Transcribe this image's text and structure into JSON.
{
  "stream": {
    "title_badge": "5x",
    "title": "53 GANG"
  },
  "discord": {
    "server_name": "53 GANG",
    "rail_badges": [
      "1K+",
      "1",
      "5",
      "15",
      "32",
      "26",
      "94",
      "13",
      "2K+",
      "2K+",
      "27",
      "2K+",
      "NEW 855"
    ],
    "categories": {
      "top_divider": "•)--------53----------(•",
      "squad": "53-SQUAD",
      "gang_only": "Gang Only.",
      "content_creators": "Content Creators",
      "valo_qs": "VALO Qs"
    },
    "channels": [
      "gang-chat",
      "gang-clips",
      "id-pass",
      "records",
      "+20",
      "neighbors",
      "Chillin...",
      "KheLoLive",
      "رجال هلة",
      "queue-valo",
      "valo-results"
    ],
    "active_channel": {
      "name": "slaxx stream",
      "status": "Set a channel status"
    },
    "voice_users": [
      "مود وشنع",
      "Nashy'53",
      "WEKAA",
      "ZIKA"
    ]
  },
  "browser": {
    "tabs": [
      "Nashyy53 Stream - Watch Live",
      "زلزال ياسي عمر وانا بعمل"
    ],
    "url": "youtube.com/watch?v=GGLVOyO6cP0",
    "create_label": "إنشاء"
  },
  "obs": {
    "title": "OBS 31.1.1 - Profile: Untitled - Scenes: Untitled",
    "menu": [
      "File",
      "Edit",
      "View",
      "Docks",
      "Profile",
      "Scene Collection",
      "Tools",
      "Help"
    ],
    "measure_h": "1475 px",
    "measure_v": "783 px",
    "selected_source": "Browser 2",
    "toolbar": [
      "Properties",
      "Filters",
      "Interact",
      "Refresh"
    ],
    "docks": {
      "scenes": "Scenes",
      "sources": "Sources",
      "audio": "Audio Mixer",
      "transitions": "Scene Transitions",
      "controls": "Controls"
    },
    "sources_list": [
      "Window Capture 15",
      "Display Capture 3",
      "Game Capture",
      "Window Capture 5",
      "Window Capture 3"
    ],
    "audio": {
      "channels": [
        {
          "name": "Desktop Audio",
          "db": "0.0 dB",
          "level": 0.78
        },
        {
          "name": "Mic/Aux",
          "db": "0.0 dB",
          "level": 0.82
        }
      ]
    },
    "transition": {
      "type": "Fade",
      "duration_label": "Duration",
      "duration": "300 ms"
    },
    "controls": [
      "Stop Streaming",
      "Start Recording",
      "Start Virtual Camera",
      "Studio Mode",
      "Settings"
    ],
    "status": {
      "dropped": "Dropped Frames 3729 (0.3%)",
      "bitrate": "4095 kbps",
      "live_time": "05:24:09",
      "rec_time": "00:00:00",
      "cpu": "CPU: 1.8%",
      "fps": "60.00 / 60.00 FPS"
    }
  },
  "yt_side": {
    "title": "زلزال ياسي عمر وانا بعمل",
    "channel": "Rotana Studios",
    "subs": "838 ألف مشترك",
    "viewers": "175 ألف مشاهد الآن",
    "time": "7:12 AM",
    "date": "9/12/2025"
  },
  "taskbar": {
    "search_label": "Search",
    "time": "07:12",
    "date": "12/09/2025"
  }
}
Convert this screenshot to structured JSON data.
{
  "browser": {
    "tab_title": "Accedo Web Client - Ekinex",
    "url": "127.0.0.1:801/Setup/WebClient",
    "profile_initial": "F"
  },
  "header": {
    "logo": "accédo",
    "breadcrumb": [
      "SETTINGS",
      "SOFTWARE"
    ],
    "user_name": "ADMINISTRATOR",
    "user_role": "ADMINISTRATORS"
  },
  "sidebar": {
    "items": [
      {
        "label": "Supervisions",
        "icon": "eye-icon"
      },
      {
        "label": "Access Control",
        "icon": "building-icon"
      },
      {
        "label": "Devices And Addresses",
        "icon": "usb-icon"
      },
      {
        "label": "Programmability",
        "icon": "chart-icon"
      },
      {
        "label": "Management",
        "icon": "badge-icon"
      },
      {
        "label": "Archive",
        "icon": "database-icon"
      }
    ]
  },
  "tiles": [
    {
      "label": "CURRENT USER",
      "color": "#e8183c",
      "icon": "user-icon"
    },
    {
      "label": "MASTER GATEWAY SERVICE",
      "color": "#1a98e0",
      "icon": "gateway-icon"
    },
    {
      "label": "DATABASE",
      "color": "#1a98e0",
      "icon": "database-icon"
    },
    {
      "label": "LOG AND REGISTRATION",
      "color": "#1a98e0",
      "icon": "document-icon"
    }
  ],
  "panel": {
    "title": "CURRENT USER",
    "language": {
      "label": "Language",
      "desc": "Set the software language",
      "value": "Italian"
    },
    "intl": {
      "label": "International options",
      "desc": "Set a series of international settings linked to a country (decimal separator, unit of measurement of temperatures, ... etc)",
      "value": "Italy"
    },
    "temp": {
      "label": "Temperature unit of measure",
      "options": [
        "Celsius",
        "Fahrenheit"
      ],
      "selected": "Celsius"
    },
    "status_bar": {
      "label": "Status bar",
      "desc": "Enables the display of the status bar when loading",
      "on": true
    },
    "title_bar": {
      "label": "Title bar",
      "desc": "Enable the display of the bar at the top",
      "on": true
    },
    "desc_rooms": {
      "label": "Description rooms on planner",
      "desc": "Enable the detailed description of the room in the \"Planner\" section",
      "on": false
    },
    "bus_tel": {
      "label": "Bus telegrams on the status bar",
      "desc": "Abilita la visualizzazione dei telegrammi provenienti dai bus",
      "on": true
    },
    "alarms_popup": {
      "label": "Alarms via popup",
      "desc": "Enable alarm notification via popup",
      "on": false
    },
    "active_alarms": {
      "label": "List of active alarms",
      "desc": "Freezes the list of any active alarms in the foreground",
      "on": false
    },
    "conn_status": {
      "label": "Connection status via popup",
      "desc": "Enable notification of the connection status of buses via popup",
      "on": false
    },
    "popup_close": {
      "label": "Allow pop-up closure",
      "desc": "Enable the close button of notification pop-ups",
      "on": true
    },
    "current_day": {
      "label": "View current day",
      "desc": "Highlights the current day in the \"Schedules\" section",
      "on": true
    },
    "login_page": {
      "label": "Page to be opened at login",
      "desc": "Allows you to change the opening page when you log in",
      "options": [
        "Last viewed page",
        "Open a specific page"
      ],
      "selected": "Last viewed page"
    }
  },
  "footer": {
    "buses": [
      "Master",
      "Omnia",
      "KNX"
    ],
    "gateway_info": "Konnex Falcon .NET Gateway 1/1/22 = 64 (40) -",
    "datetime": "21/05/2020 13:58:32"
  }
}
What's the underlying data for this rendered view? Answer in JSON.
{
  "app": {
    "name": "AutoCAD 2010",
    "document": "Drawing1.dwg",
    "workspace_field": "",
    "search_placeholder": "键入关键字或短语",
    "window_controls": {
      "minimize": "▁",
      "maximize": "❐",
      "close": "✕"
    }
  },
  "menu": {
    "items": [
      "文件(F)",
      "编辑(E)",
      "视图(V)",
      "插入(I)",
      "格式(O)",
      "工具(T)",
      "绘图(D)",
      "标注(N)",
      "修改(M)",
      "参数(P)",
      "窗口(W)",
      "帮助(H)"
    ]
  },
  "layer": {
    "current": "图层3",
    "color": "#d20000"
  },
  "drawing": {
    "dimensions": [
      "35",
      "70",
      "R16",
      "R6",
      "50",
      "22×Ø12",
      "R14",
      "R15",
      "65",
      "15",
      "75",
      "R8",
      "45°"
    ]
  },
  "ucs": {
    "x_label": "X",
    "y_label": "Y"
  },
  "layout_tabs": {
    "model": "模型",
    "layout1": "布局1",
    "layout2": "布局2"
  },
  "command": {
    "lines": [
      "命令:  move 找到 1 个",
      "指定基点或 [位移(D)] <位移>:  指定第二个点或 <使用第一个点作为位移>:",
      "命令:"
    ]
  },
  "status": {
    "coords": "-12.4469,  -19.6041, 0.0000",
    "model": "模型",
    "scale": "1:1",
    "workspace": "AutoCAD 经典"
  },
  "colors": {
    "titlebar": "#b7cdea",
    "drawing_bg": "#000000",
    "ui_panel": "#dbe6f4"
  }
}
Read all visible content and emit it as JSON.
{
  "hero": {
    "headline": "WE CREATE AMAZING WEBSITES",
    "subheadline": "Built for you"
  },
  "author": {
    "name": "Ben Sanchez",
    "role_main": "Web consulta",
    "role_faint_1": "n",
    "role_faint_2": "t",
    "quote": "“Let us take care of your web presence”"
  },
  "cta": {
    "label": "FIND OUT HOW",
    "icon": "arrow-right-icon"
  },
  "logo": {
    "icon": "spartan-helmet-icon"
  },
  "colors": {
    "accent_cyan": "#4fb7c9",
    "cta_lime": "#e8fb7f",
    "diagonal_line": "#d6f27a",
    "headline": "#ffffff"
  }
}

────────

◆ **Task goal**
Repeat exactly, and only, the lines from the one containing "Read all visible content and emit it as JSON." through the end of the material.

◆ **Written reply**
Read all visible content and emit it as JSON.
{
  "hero": {
    "headline": "WE CREATE AMAZING WEBSITES",
    "subheadline": "Built for you"
  },
  "author": {
    "name": "Ben Sanchez",
    "role_main": "Web consulta",
    "role_faint_1": "n",
    "role_faint_2": "t",
    "quote": "“Let us take care of your web presence”"
  },
  "cta": {
    "label": "FIND OUT HOW",
    "icon": "arrow-right-icon"
  },
  "logo": {
    "icon": "spartan-helmet-icon"
  },
  "colors": {
    "accent_cyan": "#4fb7c9",
    "cta_lime": "#e8fb7f",
    "diagonal_line": "#d6f27a",
    "headline": "#ffffff"
  }
}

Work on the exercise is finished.